#### Your goal
Using the data below, gather each line that includes the word "Menimbang".

=== Records shown ===

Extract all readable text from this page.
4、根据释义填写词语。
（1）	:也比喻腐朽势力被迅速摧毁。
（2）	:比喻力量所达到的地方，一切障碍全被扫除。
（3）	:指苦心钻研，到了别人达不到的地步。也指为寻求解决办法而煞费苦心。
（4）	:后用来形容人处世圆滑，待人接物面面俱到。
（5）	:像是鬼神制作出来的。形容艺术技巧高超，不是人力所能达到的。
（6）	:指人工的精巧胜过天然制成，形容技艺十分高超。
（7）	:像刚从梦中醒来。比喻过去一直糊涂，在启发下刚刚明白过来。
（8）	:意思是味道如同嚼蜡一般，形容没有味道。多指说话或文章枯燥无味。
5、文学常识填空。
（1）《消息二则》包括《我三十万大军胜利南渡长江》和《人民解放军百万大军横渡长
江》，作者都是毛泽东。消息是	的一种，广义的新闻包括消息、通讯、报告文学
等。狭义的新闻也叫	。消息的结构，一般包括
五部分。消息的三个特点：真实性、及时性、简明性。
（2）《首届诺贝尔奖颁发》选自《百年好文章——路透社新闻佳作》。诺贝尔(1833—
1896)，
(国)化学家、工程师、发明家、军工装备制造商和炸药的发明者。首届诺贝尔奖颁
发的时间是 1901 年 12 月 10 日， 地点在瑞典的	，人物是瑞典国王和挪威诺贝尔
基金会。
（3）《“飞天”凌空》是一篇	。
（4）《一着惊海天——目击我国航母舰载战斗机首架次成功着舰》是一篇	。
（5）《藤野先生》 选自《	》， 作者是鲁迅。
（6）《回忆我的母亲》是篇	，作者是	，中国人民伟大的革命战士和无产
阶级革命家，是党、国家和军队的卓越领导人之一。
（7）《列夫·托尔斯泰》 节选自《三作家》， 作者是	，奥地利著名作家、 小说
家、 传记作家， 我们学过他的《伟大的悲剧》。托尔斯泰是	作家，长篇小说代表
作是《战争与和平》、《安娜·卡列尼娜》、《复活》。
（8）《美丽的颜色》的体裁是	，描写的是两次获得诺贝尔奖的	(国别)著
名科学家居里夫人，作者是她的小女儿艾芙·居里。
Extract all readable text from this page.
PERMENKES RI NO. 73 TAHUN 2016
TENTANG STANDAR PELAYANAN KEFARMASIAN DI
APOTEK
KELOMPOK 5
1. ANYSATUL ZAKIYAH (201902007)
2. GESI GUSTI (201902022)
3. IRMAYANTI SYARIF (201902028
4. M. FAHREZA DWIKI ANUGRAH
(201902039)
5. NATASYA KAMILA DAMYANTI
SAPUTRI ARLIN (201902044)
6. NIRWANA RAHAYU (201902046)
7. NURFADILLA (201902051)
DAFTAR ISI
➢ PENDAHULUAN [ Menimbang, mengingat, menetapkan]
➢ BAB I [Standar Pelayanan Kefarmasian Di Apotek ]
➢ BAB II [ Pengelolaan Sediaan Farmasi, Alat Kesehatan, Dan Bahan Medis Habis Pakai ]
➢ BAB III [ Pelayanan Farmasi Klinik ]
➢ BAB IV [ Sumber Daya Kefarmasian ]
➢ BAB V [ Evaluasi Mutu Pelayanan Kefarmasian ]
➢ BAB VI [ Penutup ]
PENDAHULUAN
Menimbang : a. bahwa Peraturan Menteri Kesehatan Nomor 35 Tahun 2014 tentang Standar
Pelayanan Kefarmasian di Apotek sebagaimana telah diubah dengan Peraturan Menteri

===

#### Full response
➢ PENDAHULUAN [ Menimbang, mengingat, menetapkan]
Menimbang : a. bahwa Peraturan Menteri Kesehatan Nomor 35 Tahun 2014 tentang Standar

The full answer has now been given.